[Excerpts from a layout annotation set]
:::

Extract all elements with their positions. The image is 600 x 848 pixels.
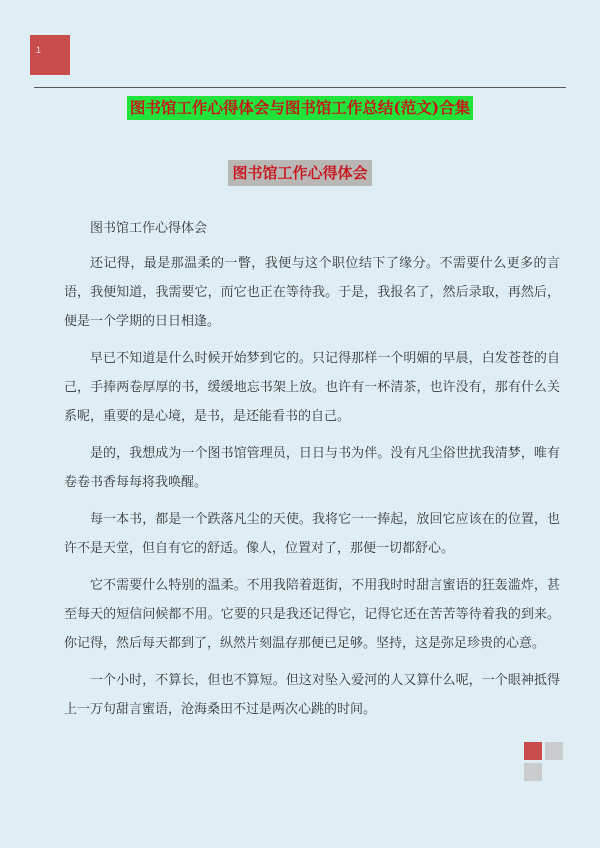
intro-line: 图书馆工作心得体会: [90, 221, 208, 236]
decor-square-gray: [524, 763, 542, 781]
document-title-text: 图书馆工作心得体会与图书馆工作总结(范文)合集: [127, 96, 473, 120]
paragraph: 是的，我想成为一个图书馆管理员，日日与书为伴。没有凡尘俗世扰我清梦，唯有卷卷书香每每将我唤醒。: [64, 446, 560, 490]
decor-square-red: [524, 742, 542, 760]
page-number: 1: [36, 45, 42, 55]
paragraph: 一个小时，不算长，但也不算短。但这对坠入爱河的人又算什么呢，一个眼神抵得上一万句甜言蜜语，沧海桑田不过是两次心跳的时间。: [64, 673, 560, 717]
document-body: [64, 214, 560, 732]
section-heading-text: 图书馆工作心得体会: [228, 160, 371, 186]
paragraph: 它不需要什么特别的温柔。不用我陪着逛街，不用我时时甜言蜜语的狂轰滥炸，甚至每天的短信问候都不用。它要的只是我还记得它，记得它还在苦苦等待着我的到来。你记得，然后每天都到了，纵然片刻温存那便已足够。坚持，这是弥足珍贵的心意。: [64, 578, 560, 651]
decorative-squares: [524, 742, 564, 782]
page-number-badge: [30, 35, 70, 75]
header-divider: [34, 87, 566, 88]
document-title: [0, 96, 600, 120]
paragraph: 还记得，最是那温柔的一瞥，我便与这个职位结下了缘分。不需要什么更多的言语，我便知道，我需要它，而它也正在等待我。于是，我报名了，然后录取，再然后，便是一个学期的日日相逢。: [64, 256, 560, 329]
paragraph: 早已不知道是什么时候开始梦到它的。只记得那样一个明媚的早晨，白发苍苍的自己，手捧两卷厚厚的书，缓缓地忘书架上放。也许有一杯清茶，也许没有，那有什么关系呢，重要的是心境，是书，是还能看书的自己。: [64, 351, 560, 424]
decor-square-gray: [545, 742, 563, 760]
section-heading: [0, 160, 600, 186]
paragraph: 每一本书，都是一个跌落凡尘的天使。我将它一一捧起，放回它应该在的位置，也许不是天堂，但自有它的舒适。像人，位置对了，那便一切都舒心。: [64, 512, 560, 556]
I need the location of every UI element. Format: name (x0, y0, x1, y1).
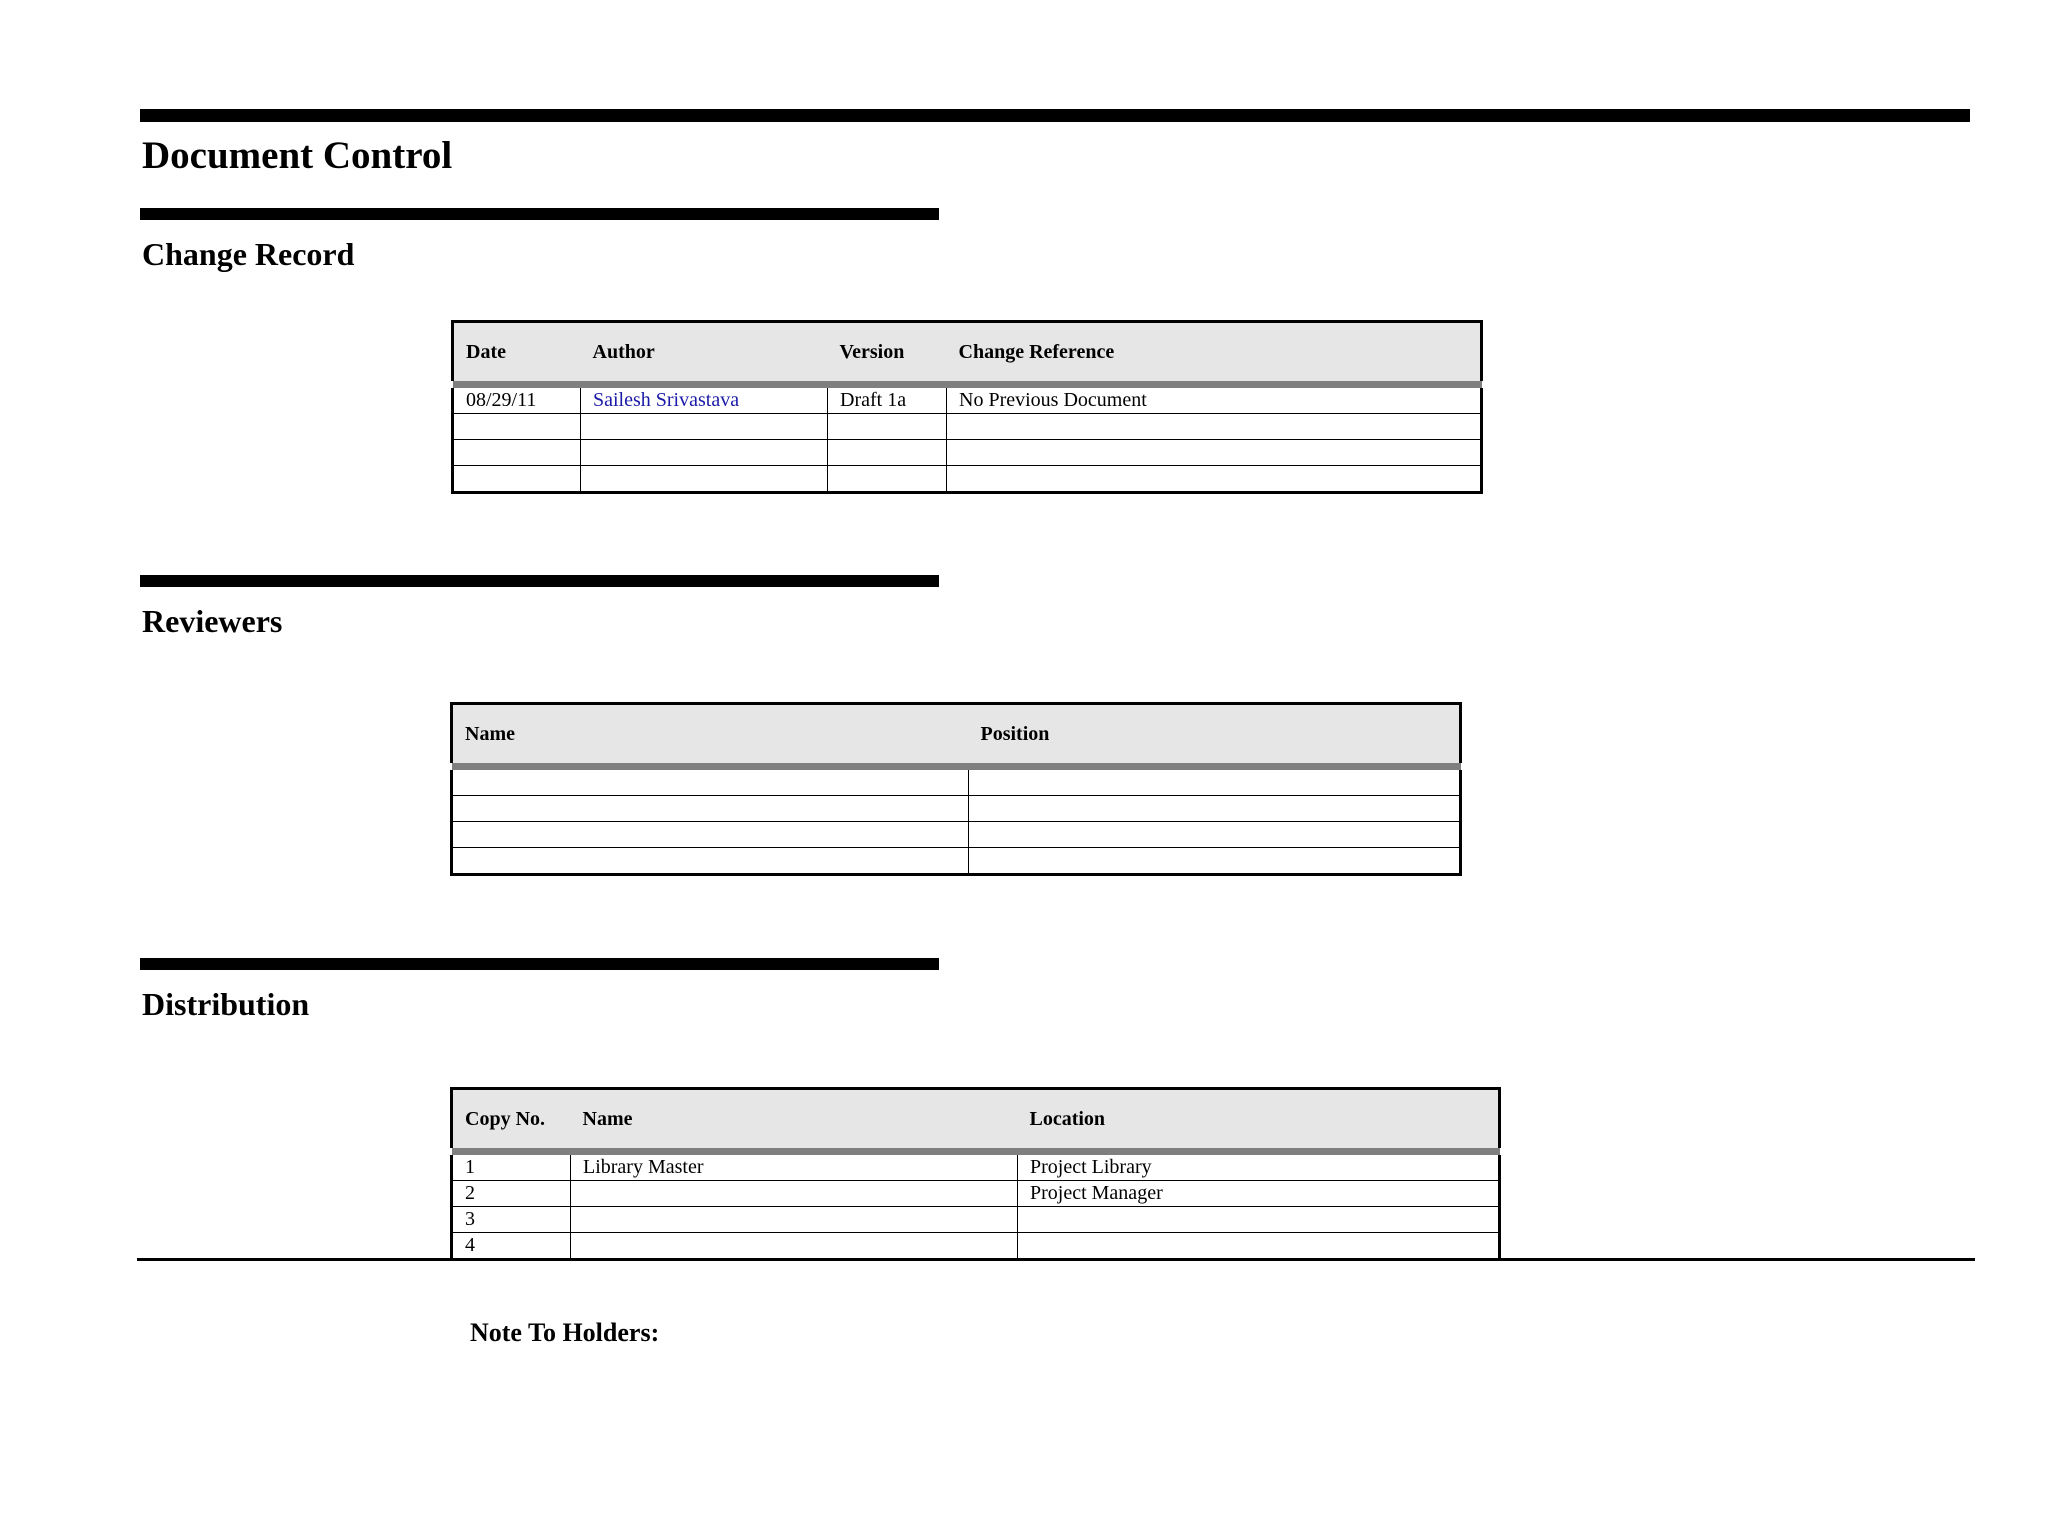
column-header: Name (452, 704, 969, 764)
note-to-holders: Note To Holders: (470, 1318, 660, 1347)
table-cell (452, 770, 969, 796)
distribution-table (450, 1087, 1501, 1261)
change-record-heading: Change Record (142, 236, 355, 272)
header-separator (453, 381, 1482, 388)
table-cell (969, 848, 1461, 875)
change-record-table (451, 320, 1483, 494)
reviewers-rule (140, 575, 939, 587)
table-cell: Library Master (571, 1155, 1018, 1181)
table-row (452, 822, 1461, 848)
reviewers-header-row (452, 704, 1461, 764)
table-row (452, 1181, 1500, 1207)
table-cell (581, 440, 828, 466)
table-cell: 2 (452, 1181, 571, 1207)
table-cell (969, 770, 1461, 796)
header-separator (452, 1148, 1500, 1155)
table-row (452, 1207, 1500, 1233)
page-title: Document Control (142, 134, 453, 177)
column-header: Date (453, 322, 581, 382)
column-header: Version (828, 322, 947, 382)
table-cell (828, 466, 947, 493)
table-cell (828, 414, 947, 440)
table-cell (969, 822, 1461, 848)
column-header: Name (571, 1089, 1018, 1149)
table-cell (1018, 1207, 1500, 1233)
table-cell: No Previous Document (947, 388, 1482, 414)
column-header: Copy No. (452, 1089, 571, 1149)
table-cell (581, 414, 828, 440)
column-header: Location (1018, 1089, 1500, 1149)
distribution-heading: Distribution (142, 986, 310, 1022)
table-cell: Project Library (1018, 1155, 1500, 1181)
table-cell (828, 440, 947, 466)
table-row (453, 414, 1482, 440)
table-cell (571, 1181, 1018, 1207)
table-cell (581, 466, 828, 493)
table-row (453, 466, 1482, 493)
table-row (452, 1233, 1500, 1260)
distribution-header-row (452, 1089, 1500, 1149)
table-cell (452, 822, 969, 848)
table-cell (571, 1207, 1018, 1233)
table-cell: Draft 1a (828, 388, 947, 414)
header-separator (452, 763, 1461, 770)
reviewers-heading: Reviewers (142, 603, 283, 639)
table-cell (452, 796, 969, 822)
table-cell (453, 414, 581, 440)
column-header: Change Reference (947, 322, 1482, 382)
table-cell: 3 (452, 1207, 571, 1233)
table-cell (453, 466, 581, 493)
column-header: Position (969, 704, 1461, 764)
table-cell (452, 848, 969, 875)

:::

Exercise task: Please return every line of the entries above unchanged, leaving out the pictures.

Exercise output:
Extract all elements with their positions. The image is 600 x 848 pixels.
intro-line: 图书馆工作心得体会: [90, 221, 208, 236]
decor-square-gray: [524, 763, 542, 781]
document-title-text: 图书馆工作心得体会与图书馆工作总结(范文)合集: [127, 96, 473, 120]
paragraph: 是的，我想成为一个图书馆管理员，日日与书为伴。没有凡尘俗世扰我清梦，唯有卷卷书香每每将我唤醒。: [64, 446, 560, 490]
decor-square-red: [524, 742, 542, 760]
page-number: 1: [36, 45, 42, 55]
paragraph: 一个小时，不算长，但也不算短。但这对坠入爱河的人又算什么呢，一个眼神抵得上一万句甜言蜜语，沧海桑田不过是两次心跳的时间。: [64, 673, 560, 717]
document-body: [64, 214, 560, 732]
section-heading-text: 图书馆工作心得体会: [228, 160, 371, 186]
paragraph: 它不需要什么特别的温柔。不用我陪着逛街，不用我时时甜言蜜语的狂轰滥炸，甚至每天的短信问候都不用。它要的只是我还记得它，记得它还在苦苦等待着我的到来。你记得，然后每天都到了，纵然片刻温存那便已足够。坚持，这是弥足珍贵的心意。: [64, 578, 560, 651]
decorative-squares: [524, 742, 564, 782]
page-number-badge: [30, 35, 70, 75]
header-divider: [34, 87, 566, 88]
document-title: [0, 96, 600, 120]
paragraph: 还记得，最是那温柔的一瞥，我便与这个职位结下了缘分。不需要什么更多的言语，我便知道，我需要它，而它也正在等待我。于是，我报名了，然后录取，再然后，便是一个学期的日日相逢。: [64, 256, 560, 329]
paragraph: 早已不知道是什么时候开始梦到它的。只记得那样一个明媚的早晨，白发苍苍的自己，手捧两卷厚厚的书，缓缓地忘书架上放。也许有一杯清茶，也许没有，那有什么关系呢，重要的是心境，是书，是还能看书的自己。: [64, 351, 560, 424]
decor-square-gray: [545, 742, 563, 760]
section-heading: [0, 160, 600, 186]
paragraph: 每一本书，都是一个跌落凡尘的天使。我将它一一捧起，放回它应该在的位置，也许不是天堂，但自有它的舒适。像人，位置对了，那便一切都舒心。: [64, 512, 560, 556]
I need the location of every UI element. Format: name (x0, y0, x1, y1).
column-header: Name (452, 704, 969, 764)
note-to-holders: Note To Holders: (470, 1318, 660, 1347)
table-cell (452, 770, 969, 796)
distribution-table (450, 1087, 1501, 1261)
change-record-heading: Change Record (142, 236, 355, 272)
header-separator (453, 381, 1482, 388)
table-cell (969, 848, 1461, 875)
change-record-table (451, 320, 1483, 494)
reviewers-rule (140, 575, 939, 587)
table-cell: Library Master (571, 1155, 1018, 1181)
table-row (452, 822, 1461, 848)
reviewers-header-row (452, 704, 1461, 764)
table-row (452, 1181, 1500, 1207)
table-cell (581, 440, 828, 466)
table-cell: 2 (452, 1181, 571, 1207)
table-cell (969, 770, 1461, 796)
header-separator (452, 1148, 1500, 1155)
table-row (452, 1207, 1500, 1233)
page-title: Document Control (142, 134, 453, 177)
column-header: Date (453, 322, 581, 382)
column-header: Version (828, 322, 947, 382)
table-cell (828, 466, 947, 493)
table-cell (828, 414, 947, 440)
table-cell (969, 822, 1461, 848)
column-header: Name (571, 1089, 1018, 1149)
table-cell (1018, 1207, 1500, 1233)
table-cell: No Previous Document (947, 388, 1482, 414)
column-header: Copy No. (452, 1089, 571, 1149)
table-cell (581, 414, 828, 440)
column-header: Location (1018, 1089, 1500, 1149)
distribution-heading: Distribution (142, 986, 310, 1022)
table-cell: Project Library (1018, 1155, 1500, 1181)
table-cell (828, 440, 947, 466)
table-row (453, 414, 1482, 440)
table-cell (571, 1181, 1018, 1207)
table-cell (581, 466, 828, 493)
table-row (453, 466, 1482, 493)
table-row (452, 1233, 1500, 1260)
distribution-header-row (452, 1089, 1500, 1149)
table-cell (452, 822, 969, 848)
table-cell (571, 1207, 1018, 1233)
table-cell: Draft 1a (828, 388, 947, 414)
header-separator (452, 763, 1461, 770)
reviewers-heading: Reviewers (142, 603, 283, 639)
table-cell (452, 796, 969, 822)
table-cell (453, 414, 581, 440)
column-header: Change Reference (947, 322, 1482, 382)
table-cell: 3 (452, 1207, 571, 1233)
table-cell (453, 466, 581, 493)
column-header: Position (969, 704, 1461, 764)
table-cell (452, 848, 969, 875)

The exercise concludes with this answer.